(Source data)
+---+

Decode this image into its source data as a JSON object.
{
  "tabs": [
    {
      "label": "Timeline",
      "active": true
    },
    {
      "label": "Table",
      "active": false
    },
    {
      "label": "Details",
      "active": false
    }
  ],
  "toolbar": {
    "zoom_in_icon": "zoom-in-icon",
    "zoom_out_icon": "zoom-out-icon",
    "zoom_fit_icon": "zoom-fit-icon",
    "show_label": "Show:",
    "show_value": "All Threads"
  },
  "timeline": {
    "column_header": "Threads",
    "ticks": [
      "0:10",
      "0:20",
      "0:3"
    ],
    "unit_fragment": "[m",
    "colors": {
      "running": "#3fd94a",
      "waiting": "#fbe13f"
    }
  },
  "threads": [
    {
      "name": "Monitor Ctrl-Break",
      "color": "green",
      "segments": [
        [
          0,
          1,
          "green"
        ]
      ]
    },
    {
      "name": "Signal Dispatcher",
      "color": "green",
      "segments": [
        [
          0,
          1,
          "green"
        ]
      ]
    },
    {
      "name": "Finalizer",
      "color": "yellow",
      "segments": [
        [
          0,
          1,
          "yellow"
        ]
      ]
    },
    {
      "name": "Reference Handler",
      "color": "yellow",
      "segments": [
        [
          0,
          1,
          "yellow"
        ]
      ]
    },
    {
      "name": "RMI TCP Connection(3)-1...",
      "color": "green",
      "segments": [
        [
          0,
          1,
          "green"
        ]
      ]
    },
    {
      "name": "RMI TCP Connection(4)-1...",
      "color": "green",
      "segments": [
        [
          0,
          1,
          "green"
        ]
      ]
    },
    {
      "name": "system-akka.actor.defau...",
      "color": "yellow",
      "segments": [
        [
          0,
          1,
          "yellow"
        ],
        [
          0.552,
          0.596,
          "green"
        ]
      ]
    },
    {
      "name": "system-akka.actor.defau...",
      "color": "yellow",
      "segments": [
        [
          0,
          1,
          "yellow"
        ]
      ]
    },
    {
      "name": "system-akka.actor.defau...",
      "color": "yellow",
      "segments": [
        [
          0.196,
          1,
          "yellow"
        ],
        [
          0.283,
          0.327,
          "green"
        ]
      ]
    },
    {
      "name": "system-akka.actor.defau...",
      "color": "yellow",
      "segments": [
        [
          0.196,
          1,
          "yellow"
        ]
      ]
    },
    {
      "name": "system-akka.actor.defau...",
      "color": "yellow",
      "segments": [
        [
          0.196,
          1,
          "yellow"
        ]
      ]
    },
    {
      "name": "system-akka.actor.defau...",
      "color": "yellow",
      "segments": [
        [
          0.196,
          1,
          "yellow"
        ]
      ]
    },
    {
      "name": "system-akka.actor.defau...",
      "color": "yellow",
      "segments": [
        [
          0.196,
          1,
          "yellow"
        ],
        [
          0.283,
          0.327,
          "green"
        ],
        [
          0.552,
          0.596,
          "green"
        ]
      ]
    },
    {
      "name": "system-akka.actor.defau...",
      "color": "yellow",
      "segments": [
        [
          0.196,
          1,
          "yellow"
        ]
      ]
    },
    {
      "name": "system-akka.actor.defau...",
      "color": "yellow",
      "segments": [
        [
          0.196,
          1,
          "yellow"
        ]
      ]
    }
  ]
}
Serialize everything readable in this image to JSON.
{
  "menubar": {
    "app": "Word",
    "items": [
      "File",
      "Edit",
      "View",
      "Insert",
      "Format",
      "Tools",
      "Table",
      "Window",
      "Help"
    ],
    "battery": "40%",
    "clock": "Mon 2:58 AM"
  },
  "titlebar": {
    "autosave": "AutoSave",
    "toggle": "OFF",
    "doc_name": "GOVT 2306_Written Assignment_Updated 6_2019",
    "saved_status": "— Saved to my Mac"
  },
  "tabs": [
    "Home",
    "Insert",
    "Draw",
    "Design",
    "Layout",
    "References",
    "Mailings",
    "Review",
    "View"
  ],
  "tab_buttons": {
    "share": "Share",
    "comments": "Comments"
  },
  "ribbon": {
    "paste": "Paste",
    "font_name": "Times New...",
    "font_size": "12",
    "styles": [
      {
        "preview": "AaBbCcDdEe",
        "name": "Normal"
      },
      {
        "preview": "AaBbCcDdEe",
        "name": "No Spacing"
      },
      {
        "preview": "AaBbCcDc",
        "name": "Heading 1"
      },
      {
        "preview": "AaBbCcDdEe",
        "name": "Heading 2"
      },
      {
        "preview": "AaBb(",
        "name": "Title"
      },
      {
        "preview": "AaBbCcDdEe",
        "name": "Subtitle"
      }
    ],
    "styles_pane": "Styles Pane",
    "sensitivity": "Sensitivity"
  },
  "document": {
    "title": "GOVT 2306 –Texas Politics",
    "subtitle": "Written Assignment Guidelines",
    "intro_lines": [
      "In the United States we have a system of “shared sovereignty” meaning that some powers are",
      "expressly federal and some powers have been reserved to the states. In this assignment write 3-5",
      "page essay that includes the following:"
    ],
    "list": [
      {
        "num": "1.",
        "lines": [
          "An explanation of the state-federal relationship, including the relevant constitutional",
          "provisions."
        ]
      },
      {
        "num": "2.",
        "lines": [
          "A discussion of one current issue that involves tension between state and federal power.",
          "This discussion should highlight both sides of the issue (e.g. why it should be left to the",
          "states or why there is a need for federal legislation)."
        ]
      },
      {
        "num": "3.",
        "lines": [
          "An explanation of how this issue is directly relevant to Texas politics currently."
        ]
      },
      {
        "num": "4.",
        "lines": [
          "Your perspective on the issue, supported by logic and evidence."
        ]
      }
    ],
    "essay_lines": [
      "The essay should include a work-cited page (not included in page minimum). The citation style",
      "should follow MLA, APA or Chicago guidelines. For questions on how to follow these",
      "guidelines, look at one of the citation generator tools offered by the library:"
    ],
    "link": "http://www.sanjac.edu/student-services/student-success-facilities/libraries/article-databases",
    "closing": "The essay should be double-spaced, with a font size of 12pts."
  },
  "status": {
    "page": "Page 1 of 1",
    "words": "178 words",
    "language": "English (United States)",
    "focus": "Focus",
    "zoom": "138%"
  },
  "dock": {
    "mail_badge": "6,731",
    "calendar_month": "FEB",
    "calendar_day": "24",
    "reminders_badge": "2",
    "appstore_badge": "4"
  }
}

+---+

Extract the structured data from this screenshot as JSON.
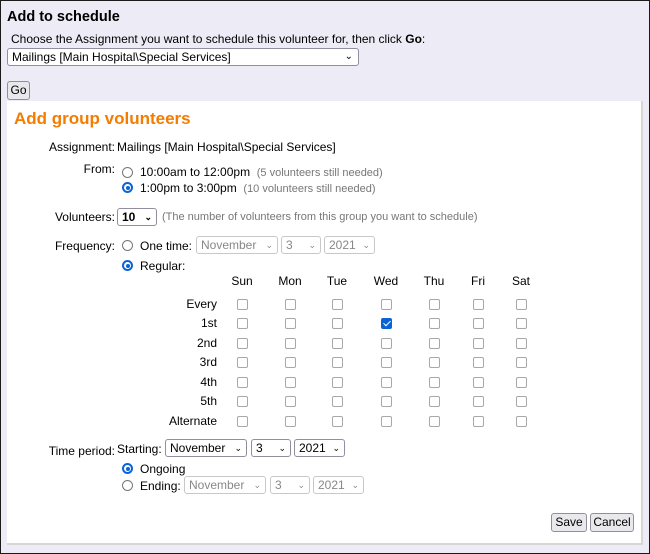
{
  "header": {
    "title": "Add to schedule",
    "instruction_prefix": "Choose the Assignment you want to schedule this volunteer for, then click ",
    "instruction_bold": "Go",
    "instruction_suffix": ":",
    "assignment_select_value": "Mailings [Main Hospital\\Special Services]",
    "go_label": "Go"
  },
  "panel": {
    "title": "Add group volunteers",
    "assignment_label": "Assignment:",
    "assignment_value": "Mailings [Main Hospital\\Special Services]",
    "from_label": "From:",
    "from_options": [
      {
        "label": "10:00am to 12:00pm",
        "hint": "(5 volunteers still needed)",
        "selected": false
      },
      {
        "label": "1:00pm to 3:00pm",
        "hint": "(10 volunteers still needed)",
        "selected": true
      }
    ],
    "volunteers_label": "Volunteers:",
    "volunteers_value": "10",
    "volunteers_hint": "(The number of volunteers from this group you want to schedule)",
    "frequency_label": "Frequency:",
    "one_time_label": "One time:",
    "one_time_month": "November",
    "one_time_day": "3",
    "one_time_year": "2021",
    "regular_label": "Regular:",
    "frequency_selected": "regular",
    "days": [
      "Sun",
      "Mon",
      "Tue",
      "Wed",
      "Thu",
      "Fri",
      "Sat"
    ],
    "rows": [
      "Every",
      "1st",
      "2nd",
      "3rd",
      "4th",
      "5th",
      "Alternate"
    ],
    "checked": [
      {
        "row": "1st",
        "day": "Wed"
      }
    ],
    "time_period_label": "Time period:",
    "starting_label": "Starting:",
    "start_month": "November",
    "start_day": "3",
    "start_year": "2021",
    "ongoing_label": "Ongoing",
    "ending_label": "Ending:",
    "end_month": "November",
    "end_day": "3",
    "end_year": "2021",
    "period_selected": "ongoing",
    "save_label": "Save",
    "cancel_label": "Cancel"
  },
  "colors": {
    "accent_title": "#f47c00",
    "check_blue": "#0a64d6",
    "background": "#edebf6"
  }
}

+---+

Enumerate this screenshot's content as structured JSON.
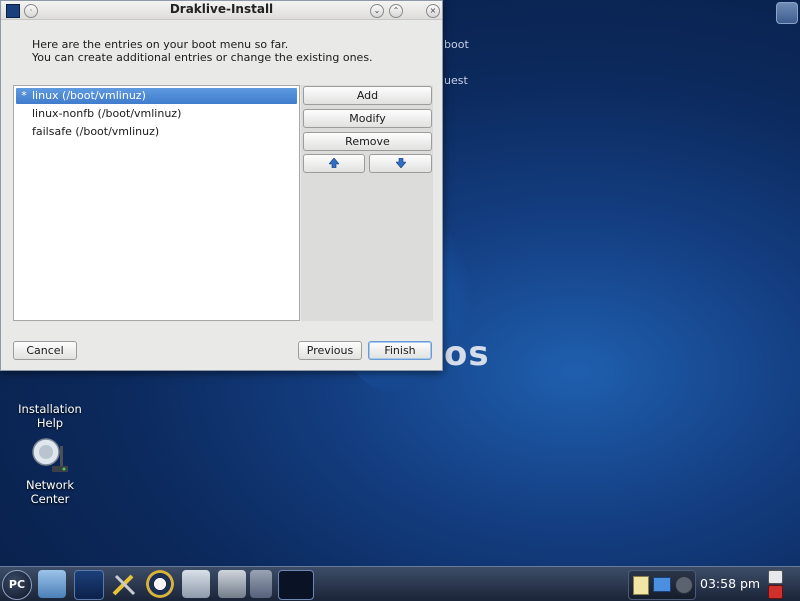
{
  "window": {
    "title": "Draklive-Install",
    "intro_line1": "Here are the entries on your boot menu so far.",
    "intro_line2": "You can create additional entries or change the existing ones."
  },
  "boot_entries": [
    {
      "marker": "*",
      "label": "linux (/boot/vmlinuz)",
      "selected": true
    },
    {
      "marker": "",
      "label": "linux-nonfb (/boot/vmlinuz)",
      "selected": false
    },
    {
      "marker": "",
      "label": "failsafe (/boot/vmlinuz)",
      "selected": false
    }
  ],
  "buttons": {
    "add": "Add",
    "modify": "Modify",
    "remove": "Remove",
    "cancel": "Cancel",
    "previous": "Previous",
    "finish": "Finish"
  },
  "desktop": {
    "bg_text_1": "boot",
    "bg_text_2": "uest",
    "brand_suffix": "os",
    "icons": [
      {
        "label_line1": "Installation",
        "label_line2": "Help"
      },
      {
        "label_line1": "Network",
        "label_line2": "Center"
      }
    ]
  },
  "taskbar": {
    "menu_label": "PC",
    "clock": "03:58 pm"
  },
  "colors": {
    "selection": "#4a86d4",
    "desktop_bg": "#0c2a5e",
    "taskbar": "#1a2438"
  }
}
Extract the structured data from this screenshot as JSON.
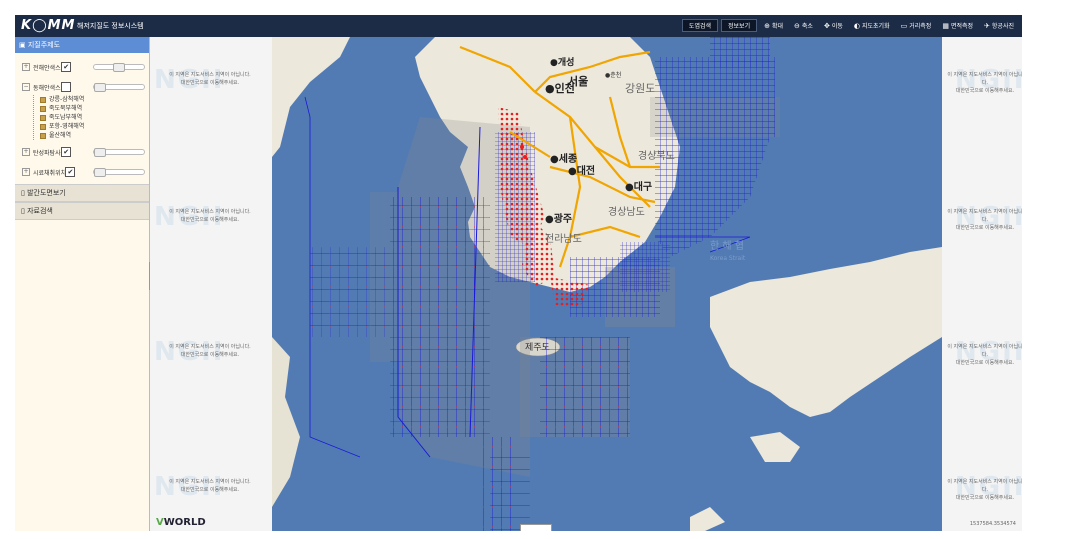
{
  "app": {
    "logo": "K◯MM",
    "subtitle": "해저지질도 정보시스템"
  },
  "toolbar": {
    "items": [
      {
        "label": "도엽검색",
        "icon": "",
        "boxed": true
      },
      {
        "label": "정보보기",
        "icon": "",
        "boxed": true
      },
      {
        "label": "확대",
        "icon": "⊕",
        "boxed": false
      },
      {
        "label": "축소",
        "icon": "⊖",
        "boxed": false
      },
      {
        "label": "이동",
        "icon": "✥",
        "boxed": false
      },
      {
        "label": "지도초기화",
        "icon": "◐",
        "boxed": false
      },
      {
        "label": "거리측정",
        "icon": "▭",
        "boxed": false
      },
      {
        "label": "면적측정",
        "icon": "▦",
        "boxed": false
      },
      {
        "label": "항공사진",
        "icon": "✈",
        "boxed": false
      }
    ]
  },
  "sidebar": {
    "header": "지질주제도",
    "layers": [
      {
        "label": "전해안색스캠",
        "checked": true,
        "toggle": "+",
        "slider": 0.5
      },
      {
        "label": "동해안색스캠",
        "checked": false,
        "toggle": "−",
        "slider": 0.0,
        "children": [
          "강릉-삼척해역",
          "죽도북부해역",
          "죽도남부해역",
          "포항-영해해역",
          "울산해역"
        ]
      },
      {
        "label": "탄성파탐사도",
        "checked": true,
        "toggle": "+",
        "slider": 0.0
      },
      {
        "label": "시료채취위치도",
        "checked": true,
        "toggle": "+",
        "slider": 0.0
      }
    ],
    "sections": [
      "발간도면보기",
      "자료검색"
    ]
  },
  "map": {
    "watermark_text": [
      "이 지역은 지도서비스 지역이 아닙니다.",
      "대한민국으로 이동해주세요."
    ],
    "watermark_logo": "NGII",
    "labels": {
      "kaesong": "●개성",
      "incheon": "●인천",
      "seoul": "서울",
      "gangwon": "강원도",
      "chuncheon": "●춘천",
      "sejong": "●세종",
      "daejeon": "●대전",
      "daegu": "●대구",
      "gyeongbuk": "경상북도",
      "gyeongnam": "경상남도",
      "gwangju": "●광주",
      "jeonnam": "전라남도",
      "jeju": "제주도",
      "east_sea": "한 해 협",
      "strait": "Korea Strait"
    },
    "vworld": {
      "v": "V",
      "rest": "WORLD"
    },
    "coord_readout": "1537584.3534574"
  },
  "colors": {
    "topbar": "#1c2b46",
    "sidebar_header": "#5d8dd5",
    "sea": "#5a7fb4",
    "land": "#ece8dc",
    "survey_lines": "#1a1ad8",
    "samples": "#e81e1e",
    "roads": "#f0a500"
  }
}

+---+

# Given task
In the material above, show every line where the word "Special" turns up.

# Solved problem
    "assignment_select_value": "Mailings [Main Hospital\\Special Services]",
    "assignment_value": "Mailings [Main Hospital\\Special Services]",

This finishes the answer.